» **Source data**
_ _ _ _ _
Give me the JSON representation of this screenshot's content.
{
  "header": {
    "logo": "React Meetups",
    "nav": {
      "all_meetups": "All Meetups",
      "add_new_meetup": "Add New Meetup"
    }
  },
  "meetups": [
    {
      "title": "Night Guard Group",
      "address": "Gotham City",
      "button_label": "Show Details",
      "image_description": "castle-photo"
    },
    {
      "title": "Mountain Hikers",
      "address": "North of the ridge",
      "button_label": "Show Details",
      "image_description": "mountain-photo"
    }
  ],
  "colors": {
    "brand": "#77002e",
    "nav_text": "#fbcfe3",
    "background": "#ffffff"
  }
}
_ _ _ _ _
» **What the task asks**
Give only the count of lines in which the string "address" appears.

» **Result of this exercise**
2